===== ENTRIES SUPPLIED =====

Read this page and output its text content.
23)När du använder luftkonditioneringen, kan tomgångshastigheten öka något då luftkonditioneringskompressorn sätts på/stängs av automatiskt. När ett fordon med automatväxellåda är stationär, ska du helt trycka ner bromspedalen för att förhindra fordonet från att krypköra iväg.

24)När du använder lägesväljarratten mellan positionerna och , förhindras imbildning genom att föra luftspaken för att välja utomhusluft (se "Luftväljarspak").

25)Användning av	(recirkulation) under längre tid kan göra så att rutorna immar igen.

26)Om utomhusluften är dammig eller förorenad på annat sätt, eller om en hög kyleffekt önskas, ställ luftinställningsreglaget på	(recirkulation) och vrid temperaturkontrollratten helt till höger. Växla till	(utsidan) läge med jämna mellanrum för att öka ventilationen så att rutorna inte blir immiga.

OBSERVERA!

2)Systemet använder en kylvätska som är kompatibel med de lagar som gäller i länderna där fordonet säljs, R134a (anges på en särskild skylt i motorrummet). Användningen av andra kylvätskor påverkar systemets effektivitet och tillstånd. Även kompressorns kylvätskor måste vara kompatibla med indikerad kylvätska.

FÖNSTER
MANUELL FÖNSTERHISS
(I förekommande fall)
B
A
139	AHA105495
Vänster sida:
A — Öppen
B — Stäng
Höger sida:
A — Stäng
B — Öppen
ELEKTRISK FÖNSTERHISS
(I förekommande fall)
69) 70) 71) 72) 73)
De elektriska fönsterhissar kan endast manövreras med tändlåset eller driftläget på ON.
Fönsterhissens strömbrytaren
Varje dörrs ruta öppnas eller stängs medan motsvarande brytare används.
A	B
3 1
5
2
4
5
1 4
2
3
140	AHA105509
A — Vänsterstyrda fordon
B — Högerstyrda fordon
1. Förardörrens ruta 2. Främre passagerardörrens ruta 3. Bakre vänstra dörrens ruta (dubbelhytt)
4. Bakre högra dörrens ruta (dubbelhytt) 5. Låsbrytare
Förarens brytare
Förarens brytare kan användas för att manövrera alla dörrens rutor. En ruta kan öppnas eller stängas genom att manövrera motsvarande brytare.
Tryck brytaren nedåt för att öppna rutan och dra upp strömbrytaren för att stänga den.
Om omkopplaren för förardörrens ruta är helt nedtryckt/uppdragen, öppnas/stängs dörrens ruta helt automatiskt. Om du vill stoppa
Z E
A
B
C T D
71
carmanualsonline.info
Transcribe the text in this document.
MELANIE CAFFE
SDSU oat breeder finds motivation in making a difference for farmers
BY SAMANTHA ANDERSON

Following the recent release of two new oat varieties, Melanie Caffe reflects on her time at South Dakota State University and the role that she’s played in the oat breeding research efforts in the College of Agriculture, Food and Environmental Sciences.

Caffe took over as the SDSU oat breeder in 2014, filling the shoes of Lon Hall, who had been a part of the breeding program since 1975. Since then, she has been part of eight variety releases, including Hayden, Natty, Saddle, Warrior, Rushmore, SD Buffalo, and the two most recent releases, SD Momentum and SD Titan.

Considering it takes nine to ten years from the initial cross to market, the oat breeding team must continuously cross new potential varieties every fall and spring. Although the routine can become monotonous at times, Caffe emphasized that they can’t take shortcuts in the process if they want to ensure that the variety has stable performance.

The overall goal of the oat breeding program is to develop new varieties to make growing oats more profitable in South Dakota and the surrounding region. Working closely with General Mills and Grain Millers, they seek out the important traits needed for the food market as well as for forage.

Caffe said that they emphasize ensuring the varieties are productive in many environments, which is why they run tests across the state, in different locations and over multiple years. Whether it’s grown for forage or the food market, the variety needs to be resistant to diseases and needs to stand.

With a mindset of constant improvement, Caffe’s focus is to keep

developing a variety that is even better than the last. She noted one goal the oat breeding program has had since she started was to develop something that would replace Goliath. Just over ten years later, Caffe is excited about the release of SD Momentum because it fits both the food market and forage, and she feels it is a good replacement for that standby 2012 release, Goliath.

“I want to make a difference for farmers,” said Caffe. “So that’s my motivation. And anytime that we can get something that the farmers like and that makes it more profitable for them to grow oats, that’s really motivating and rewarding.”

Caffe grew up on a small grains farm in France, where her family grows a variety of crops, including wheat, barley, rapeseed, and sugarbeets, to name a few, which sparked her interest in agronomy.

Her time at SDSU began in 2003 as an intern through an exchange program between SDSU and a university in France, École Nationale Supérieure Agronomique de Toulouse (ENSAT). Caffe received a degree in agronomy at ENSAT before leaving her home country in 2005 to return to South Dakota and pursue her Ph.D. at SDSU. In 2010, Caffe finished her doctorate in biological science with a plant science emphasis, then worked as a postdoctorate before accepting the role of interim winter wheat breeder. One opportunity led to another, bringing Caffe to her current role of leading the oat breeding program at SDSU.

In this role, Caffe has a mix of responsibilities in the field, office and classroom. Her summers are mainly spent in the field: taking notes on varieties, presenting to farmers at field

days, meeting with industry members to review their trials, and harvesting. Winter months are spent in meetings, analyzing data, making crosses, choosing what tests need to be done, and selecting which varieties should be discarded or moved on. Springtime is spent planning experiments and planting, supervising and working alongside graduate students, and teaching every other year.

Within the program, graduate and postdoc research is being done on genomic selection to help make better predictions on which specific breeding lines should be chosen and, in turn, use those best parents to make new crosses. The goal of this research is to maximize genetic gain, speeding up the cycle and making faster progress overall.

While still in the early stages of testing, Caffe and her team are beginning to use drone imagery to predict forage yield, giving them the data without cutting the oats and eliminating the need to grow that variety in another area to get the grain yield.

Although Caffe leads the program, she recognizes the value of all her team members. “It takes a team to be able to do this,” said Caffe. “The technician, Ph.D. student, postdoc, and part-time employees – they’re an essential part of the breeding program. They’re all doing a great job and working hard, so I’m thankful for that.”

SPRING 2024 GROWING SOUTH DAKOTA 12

=====

INSTRUCTIONS FOR THE TASK: All of the data above should be duplicated exactly.

ANSWER TO THIS TASK:
Read this page and output its text content.
23)När du använder luftkonditioneringen, kan tomgångshastigheten öka något då luftkonditioneringskompressorn sätts på/stängs av automatiskt. När ett fordon med automatväxellåda är stationär, ska du helt trycka ner bromspedalen för att förhindra fordonet från att krypköra iväg.

24)När du använder lägesväljarratten mellan positionerna och , förhindras imbildning genom att föra luftspaken för att välja utomhusluft (se "Luftväljarspak").

25)Användning av	(recirkulation) under längre tid kan göra så att rutorna immar igen.

26)Om utomhusluften är dammig eller förorenad på annat sätt, eller om en hög kyleffekt önskas, ställ luftinställningsreglaget på	(recirkulation) och vrid temperaturkontrollratten helt till höger. Växla till	(utsidan) läge med jämna mellanrum för att öka ventilationen så att rutorna inte blir immiga.

OBSERVERA!

2)Systemet använder en kylvätska som är kompatibel med de lagar som gäller i länderna där fordonet säljs, R134a (anges på en särskild skylt i motorrummet). Användningen av andra kylvätskor påverkar systemets effektivitet och tillstånd. Även kompressorns kylvätskor måste vara kompatibla med indikerad kylvätska.

FÖNSTER
MANUELL FÖNSTERHISS
(I förekommande fall)
B
A
139	AHA105495
Vänster sida:
A — Öppen
B — Stäng
Höger sida:
A — Stäng
B — Öppen
ELEKTRISK FÖNSTERHISS
(I förekommande fall)
69) 70) 71) 72) 73)
De elektriska fönsterhissar kan endast manövreras med tändlåset eller driftläget på ON.
Fönsterhissens strömbrytaren
Varje dörrs ruta öppnas eller stängs medan motsvarande brytare används.
A	B
3 1
5
2
4
5
1 4
2
3
140	AHA105509
A — Vänsterstyrda fordon
B — Högerstyrda fordon
1. Förardörrens ruta 2. Främre passagerardörrens ruta 3. Bakre vänstra dörrens ruta (dubbelhytt)
4. Bakre högra dörrens ruta (dubbelhytt) 5. Låsbrytare
Förarens brytare
Förarens brytare kan användas för att manövrera alla dörrens rutor. En ruta kan öppnas eller stängas genom att manövrera motsvarande brytare.
Tryck brytaren nedåt för att öppna rutan och dra upp strömbrytaren för att stänga den.
Om omkopplaren för förardörrens ruta är helt nedtryckt/uppdragen, öppnas/stängs dörrens ruta helt automatiskt. Om du vill stoppa
Z E
A
B
C T D
71
carmanualsonline.info
Transcribe the text in this document.
MELANIE CAFFE
SDSU oat breeder finds motivation in making a difference for farmers
BY SAMANTHA ANDERSON

Following the recent release of two new oat varieties, Melanie Caffe reflects on her time at South Dakota State University and the role that she’s played in the oat breeding research efforts in the College of Agriculture, Food and Environmental Sciences.

Caffe took over as the SDSU oat breeder in 2014, filling the shoes of Lon Hall, who had been a part of the breeding program since 1975. Since then, she has been part of eight variety releases, including Hayden, Natty, Saddle, Warrior, Rushmore, SD Buffalo, and the two most recent releases, SD Momentum and SD Titan.

Considering it takes nine to ten years from the initial cross to market, the oat breeding team must continuously cross new potential varieties every fall and spring. Although the routine can become monotonous at times, Caffe emphasized that they can’t take shortcuts in the process if they want to ensure that the variety has stable performance.

The overall goal of the oat breeding program is to develop new varieties to make growing oats more profitable in South Dakota and the surrounding region. Working closely with General Mills and Grain Millers, they seek out the important traits needed for the food market as well as for forage.

Caffe said that they emphasize ensuring the varieties are productive in many environments, which is why they run tests across the state, in different locations and over multiple years. Whether it’s grown for forage or the food market, the variety needs to be resistant to diseases and needs to stand.

With a mindset of constant improvement, Caffe’s focus is to keep

developing a variety that is even better than the last. She noted one goal the oat breeding program has had since she started was to develop something that would replace Goliath. Just over ten years later, Caffe is excited about the release of SD Momentum because it fits both the food market and forage, and she feels it is a good replacement for that standby 2012 release, Goliath.

“I want to make a difference for farmers,” said Caffe. “So that’s my motivation. And anytime that we can get something that the farmers like and that makes it more profitable for them to grow oats, that’s really motivating and rewarding.”

Caffe grew up on a small grains farm in France, where her family grows a variety of crops, including wheat, barley, rapeseed, and sugarbeets, to name a few, which sparked her interest in agronomy.

Her time at SDSU began in 2003 as an intern through an exchange program between SDSU and a university in France, École Nationale Supérieure Agronomique de Toulouse (ENSAT). Caffe received a degree in agronomy at ENSAT before leaving her home country in 2005 to return to South Dakota and pursue her Ph.D. at SDSU. In 2010, Caffe finished her doctorate in biological science with a plant science emphasis, then worked as a postdoctorate before accepting the role of interim winter wheat breeder. One opportunity led to another, bringing Caffe to her current role of leading the oat breeding program at SDSU.

In this role, Caffe has a mix of responsibilities in the field, office and classroom. Her summers are mainly spent in the field: taking notes on varieties, presenting to farmers at field

days, meeting with industry members to review their trials, and harvesting. Winter months are spent in meetings, analyzing data, making crosses, choosing what tests need to be done, and selecting which varieties should be discarded or moved on. Springtime is spent planning experiments and planting, supervising and working alongside graduate students, and teaching every other year.

Within the program, graduate and postdoc research is being done on genomic selection to help make better predictions on which specific breeding lines should be chosen and, in turn, use those best parents to make new crosses. The goal of this research is to maximize genetic gain, speeding up the cycle and making faster progress overall.

While still in the early stages of testing, Caffe and her team are beginning to use drone imagery to predict forage yield, giving them the data without cutting the oats and eliminating the need to grow that variety in another area to get the grain yield.

Although Caffe leads the program, she recognizes the value of all her team members. “It takes a team to be able to do this,” said Caffe. “The technician, Ph.D. student, postdoc, and part-time employees – they’re an essential part of the breeding program. They’re all doing a great job and working hard, so I’m thankful for that.”

SPRING 2024 GROWING SOUTH DAKOTA 12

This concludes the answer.